→ What needs to be done: Review the lines that follow and copy each one that contains the word "name".
########################################
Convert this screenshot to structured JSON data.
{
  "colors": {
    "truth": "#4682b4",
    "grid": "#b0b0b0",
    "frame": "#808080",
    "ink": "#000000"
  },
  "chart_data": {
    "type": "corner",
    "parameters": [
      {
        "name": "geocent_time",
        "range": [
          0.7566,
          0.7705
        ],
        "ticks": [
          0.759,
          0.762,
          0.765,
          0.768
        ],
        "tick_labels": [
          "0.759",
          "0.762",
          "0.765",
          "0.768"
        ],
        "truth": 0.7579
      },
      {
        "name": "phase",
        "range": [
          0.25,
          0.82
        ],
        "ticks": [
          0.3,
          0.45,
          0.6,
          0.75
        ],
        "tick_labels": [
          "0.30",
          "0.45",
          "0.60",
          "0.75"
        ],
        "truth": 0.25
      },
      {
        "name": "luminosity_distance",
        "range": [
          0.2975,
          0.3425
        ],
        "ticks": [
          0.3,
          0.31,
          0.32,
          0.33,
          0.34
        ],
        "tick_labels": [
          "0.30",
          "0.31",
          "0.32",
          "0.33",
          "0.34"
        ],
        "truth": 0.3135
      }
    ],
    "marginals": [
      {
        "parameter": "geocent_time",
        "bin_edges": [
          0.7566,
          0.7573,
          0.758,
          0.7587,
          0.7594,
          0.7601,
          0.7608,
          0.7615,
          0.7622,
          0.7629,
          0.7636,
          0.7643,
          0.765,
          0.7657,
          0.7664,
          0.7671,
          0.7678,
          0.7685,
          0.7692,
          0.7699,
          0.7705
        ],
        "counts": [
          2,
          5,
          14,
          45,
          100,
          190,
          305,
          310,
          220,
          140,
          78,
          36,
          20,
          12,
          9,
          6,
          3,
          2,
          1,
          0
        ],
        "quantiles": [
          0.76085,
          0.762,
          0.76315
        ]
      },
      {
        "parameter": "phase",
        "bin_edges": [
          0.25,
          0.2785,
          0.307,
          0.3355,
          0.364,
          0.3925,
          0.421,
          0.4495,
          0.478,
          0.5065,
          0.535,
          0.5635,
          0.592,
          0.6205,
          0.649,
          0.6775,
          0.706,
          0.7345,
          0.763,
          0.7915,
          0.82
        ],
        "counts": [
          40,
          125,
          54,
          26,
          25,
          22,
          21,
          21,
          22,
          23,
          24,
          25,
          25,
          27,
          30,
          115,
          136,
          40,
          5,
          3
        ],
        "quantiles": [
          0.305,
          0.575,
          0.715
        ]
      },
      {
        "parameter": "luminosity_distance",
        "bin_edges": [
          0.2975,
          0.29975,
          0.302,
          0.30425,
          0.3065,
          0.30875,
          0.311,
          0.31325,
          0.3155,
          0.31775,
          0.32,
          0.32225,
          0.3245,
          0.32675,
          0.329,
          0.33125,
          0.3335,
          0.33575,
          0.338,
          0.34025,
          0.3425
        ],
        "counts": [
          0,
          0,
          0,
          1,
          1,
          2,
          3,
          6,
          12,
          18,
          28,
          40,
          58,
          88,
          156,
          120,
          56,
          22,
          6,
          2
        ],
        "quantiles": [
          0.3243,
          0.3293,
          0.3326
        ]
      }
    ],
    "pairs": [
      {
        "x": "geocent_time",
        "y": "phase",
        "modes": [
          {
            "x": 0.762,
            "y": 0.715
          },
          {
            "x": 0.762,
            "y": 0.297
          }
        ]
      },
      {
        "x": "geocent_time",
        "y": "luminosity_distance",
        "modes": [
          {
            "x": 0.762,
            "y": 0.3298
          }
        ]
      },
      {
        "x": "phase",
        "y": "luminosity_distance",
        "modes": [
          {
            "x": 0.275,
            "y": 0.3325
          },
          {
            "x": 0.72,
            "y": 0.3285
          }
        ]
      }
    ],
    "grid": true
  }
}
########################################
→ The output:
        "name": "geocent_time",
        "name": "phase",
        "name": "luminosity_distance",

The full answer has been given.